Begin Data in this exercise

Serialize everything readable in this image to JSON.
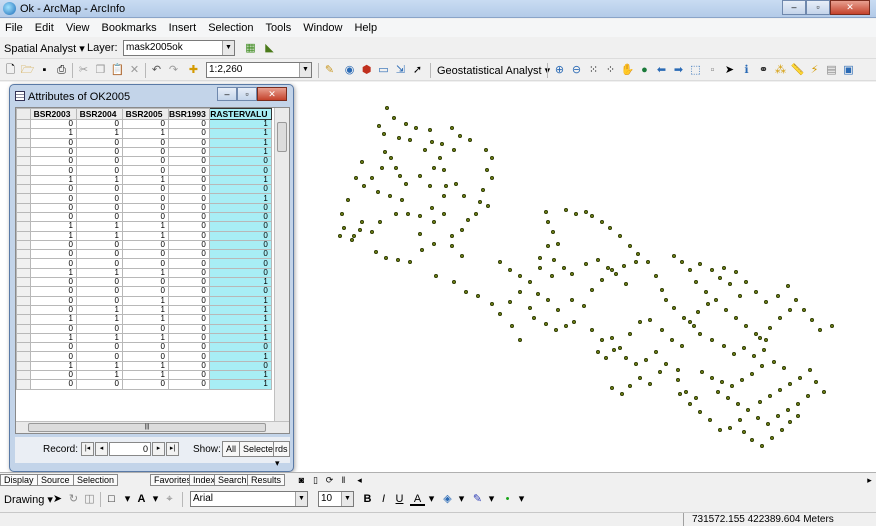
{
  "window": {
    "title": "Ok - ArcMap - ArcInfo",
    "min": "–",
    "max": "▫",
    "close": "✕"
  },
  "menu": [
    "File",
    "Edit",
    "View",
    "Bookmarks",
    "Insert",
    "Selection",
    "Tools",
    "Window",
    "Help"
  ],
  "spatial_toolbar": {
    "label": "Spatial Analyst ▾",
    "layer_label": "Layer:",
    "layer_value": "mask2005ok"
  },
  "standard_toolbar": {
    "scale": "1:2,260",
    "geostat": "Geostatistical Analyst ▾"
  },
  "attributes": {
    "title": "Attributes of OK2005",
    "columns": [
      "BSR2003",
      "BSR2004",
      "BSR2005",
      "BSR1993",
      "RASTERVALU"
    ],
    "rows": [
      [
        "0",
        "0",
        "0",
        "0",
        "1"
      ],
      [
        "1",
        "1",
        "1",
        "0",
        "1"
      ],
      [
        "0",
        "0",
        "0",
        "0",
        "1"
      ],
      [
        "0",
        "0",
        "0",
        "0",
        "1"
      ],
      [
        "0",
        "0",
        "0",
        "0",
        "0"
      ],
      [
        "0",
        "0",
        "0",
        "0",
        "0"
      ],
      [
        "1",
        "1",
        "1",
        "0",
        "1"
      ],
      [
        "0",
        "0",
        "0",
        "0",
        "0"
      ],
      [
        "0",
        "0",
        "0",
        "0",
        "1"
      ],
      [
        "0",
        "0",
        "0",
        "0",
        "0"
      ],
      [
        "0",
        "0",
        "0",
        "0",
        "0"
      ],
      [
        "1",
        "1",
        "1",
        "0",
        "0"
      ],
      [
        "1",
        "1",
        "1",
        "0",
        "0"
      ],
      [
        "0",
        "0",
        "0",
        "0",
        "0"
      ],
      [
        "0",
        "0",
        "0",
        "0",
        "0"
      ],
      [
        "0",
        "0",
        "0",
        "0",
        "0"
      ],
      [
        "1",
        "1",
        "1",
        "0",
        "0"
      ],
      [
        "0",
        "0",
        "0",
        "0",
        "1"
      ],
      [
        "0",
        "0",
        "0",
        "0",
        "0"
      ],
      [
        "0",
        "0",
        "1",
        "0",
        "1"
      ],
      [
        "0",
        "1",
        "1",
        "0",
        "1"
      ],
      [
        "1",
        "1",
        "1",
        "0",
        "1"
      ],
      [
        "0",
        "0",
        "0",
        "0",
        "1"
      ],
      [
        "1",
        "1",
        "1",
        "0",
        "1"
      ],
      [
        "0",
        "0",
        "0",
        "0",
        "0"
      ],
      [
        "0",
        "0",
        "0",
        "0",
        "1"
      ],
      [
        "1",
        "1",
        "1",
        "0",
        "0"
      ],
      [
        "0",
        "1",
        "1",
        "0",
        "1"
      ],
      [
        "0",
        "0",
        "0",
        "0",
        "1"
      ]
    ],
    "record_label": "Record:",
    "record_value": "0",
    "show_label": "Show:",
    "show_all": "All",
    "show_selected": "Selected",
    "records_label": "rds ▾"
  },
  "tabs": [
    "Display",
    "Source",
    "Selection",
    "Favorites",
    "Index",
    "Search",
    "Results"
  ],
  "drawing_toolbar": {
    "label": "Drawing ▾",
    "font": "Arial",
    "size": "10"
  },
  "status": {
    "coords": "731572.155  422389.604 Meters"
  }
}
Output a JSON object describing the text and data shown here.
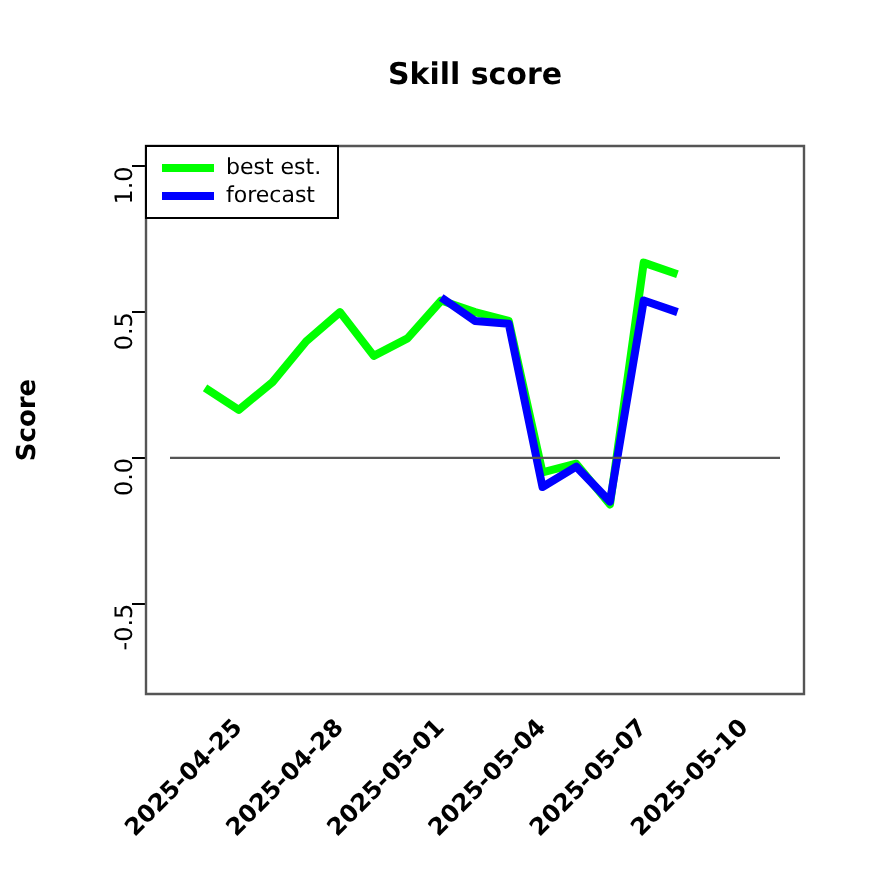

End Data in this exercise

● To be done: State how many lines of the listing hold the string "title"; reply with the number and nothing else.

● Exercise solution: 2